Write the number of lines holding the word "James", and nothing else.

---------- Input ----------

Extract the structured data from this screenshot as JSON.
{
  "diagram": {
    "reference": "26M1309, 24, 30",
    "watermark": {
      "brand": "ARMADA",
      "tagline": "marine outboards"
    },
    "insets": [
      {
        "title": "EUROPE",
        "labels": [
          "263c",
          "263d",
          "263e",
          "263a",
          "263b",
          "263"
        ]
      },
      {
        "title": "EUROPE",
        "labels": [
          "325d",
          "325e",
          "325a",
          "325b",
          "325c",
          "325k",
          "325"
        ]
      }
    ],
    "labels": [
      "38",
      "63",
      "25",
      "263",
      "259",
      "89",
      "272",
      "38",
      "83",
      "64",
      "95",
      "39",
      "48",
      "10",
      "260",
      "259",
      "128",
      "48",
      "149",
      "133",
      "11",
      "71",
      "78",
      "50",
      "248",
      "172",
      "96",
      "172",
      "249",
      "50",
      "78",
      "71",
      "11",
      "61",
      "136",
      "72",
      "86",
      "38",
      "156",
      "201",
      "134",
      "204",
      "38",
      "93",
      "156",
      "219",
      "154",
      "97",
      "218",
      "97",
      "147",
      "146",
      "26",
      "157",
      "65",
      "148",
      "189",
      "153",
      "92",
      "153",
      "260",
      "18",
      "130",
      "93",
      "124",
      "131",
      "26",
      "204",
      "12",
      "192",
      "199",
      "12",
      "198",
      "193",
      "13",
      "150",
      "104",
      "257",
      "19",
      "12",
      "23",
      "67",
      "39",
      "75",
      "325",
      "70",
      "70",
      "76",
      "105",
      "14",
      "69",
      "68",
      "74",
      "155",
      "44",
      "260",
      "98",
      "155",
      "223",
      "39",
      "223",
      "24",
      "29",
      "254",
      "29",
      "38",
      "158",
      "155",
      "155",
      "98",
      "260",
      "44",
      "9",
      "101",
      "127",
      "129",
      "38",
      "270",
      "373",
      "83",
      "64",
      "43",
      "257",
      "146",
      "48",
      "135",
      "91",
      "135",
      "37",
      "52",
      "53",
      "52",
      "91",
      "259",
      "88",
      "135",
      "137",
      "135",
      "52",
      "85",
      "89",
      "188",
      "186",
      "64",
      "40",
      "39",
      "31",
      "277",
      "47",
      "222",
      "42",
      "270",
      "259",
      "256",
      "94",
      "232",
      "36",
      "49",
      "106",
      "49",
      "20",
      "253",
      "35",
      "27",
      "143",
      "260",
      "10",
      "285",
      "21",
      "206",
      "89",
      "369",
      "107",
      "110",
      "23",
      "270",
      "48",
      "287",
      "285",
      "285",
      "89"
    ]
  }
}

----------
---------- Input ----------

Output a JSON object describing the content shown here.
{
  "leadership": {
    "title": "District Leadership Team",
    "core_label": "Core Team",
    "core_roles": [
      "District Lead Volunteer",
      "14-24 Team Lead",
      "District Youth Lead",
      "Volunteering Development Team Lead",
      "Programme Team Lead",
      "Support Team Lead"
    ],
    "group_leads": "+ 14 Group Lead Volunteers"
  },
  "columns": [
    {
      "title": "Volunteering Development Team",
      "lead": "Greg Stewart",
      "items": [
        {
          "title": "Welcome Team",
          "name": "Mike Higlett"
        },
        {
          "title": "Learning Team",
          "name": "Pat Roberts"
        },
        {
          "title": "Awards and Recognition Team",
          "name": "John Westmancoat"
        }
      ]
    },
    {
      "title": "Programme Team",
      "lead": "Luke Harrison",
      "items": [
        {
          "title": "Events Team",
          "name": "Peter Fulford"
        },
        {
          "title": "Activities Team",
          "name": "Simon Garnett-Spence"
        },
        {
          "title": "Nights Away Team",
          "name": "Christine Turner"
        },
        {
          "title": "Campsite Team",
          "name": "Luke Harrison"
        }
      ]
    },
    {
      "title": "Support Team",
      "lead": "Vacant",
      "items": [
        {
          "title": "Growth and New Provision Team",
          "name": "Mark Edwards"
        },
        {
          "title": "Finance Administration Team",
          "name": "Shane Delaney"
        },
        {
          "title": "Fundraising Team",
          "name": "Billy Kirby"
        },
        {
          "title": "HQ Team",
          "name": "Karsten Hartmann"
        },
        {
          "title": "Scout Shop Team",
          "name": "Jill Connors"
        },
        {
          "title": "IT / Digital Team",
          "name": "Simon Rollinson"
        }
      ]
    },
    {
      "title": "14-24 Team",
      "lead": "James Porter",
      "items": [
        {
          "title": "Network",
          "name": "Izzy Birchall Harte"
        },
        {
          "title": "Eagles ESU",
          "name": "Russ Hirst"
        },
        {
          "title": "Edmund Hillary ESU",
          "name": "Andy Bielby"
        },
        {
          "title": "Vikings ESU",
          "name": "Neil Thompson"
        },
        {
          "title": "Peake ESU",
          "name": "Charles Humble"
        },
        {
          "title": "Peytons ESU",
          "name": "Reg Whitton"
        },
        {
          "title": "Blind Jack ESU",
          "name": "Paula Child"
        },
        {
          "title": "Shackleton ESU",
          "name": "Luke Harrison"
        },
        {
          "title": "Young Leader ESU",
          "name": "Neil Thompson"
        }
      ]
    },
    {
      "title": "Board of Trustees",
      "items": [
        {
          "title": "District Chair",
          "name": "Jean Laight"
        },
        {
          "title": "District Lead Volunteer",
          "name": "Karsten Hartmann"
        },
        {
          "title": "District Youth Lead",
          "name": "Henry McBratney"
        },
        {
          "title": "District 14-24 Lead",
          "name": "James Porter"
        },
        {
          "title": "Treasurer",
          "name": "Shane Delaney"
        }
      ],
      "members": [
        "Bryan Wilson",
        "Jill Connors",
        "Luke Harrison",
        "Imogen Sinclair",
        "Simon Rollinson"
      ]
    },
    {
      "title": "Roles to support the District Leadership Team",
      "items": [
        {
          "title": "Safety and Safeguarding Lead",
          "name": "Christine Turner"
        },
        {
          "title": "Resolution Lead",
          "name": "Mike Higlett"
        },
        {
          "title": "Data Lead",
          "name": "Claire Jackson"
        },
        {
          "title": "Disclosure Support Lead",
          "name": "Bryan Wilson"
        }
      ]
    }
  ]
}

----------

* [Response to this task] 2